··· Supplied records ···

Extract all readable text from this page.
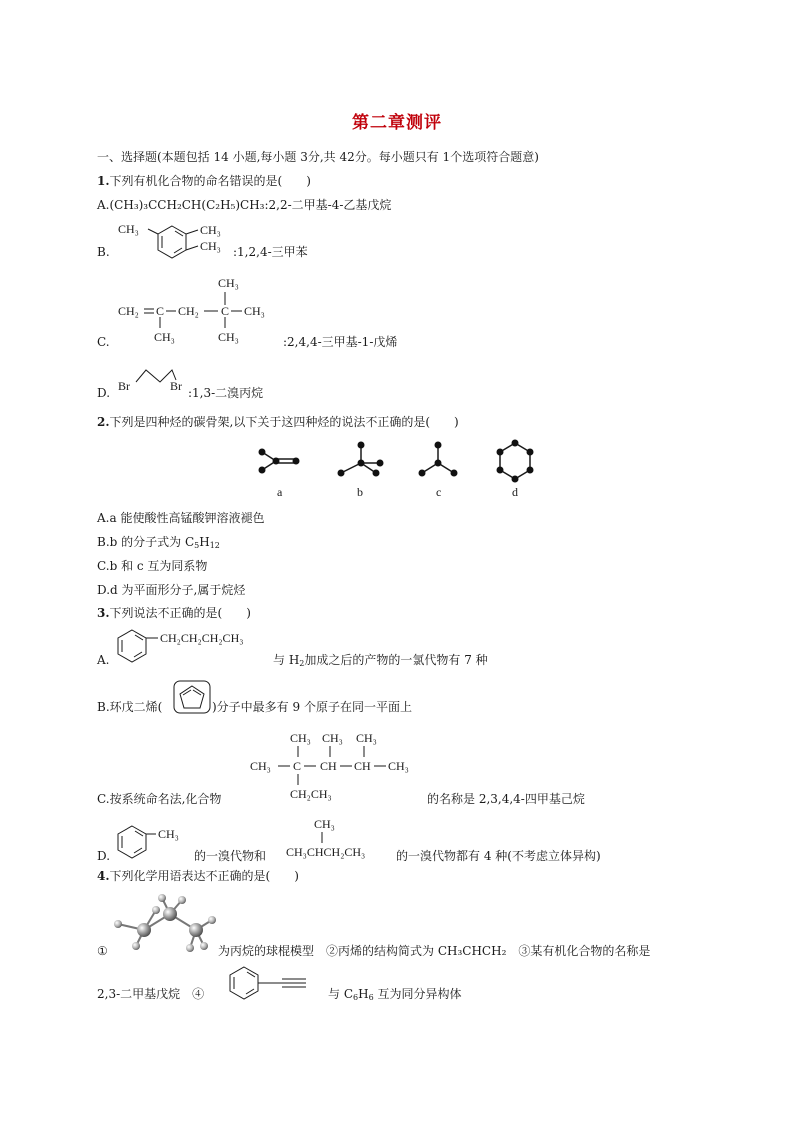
第二章测评
一、选择题(本题包括 14 小题,每小题 3分,共 42分。每小题只有 1个选项符合题意)
1.下列有机化合物的命名错误的是(　　)
A.(CH₃)₃CCH₂CH(C₂H₅)CH₃:2,2-二甲基-4-乙基戊烷
B.
CH₃	CH₃
CH₃ :1,2,4-三甲苯
C.
CH₂ C
CH₃
CH₂ C
CH₃
CH₃
CH₃
:2,4,4-三甲基-1-戊烯
D. Br	Br :1,3-二溴丙烷
2.下列是四种烃的碳骨架,以下关于这四种烃的说法不正确的是(　　)
a	b	c	d
A.a 能使酸性高锰酸钾溶液褪色
B.b 的分子式为 $C_5H_{12}$
C.b 和 c 互为同系物
D.d 为平面形分子,属于烷烃
3.下列说法不正确的是(　　)
A.
CH₂CH₂CH₂CH₃
与 $H_2$加成之后的产物的一氯代物有 7 种
B.环戊二烯(	)分子中最多有 9 个原子在同一平面上
C.按系统命名法,化合物
CH₃ CH₃ CH₃
CH₃ C CH CH CH₃
CH₂CH₃	的名称是 2,3,4,4-四甲基己烷
D.
CH₃
的一溴代物和
CH₃
CH₃CHCH₂CH₃	的一溴代物都有 4 种(不考虑立体异构)
4.下列化学用语表达不正确的是(　　)
①	为丙烷的球棍模型　②丙烯的结构简式为 CH₃CHCH₂　③某有机化合物的名称是
2,3-二甲基戊烷　④	与 $C_6H_6$ 互为同分异构体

···

Problem to solve: Omit the pictures. Output every record above word for word.

Full answer:
Extract all readable text from this page.
第二章测评
一、选择题(本题包括 14 小题,每小题 3分,共 42分。每小题只有 1个选项符合题意)
1.下列有机化合物的命名错误的是(　　)
A.(CH₃)₃CCH₂CH(C₂H₅)CH₃:2,2-二甲基-4-乙基戊烷
B.
CH₃	CH₃
CH₃ :1,2,4-三甲苯
C.
CH₂ C
CH₃
CH₂ C
CH₃
CH₃
CH₃
:2,4,4-三甲基-1-戊烯
D. Br	Br :1,3-二溴丙烷
2.下列是四种烃的碳骨架,以下关于这四种烃的说法不正确的是(　　)
a	b	c	d
A.a 能使酸性高锰酸钾溶液褪色
B.b 的分子式为 $C_5H_{12}$
C.b 和 c 互为同系物
D.d 为平面形分子,属于烷烃
3.下列说法不正确的是(　　)
A.
CH₂CH₂CH₂CH₃
与 $H_2$加成之后的产物的一氯代物有 7 种
B.环戊二烯(	)分子中最多有 9 个原子在同一平面上
C.按系统命名法,化合物
CH₃ CH₃ CH₃
CH₃ C CH CH CH₃
CH₂CH₃	的名称是 2,3,4,4-四甲基己烷
D.
CH₃
的一溴代物和
CH₃
CH₃CHCH₂CH₃	的一溴代物都有 4 种(不考虑立体异构)
4.下列化学用语表达不正确的是(　　)
①	为丙烷的球棍模型　②丙烯的结构简式为 CH₃CHCH₂　③某有机化合物的名称是
2,3-二甲基戊烷　④	与 $C_6H_6$ 互为同分异构体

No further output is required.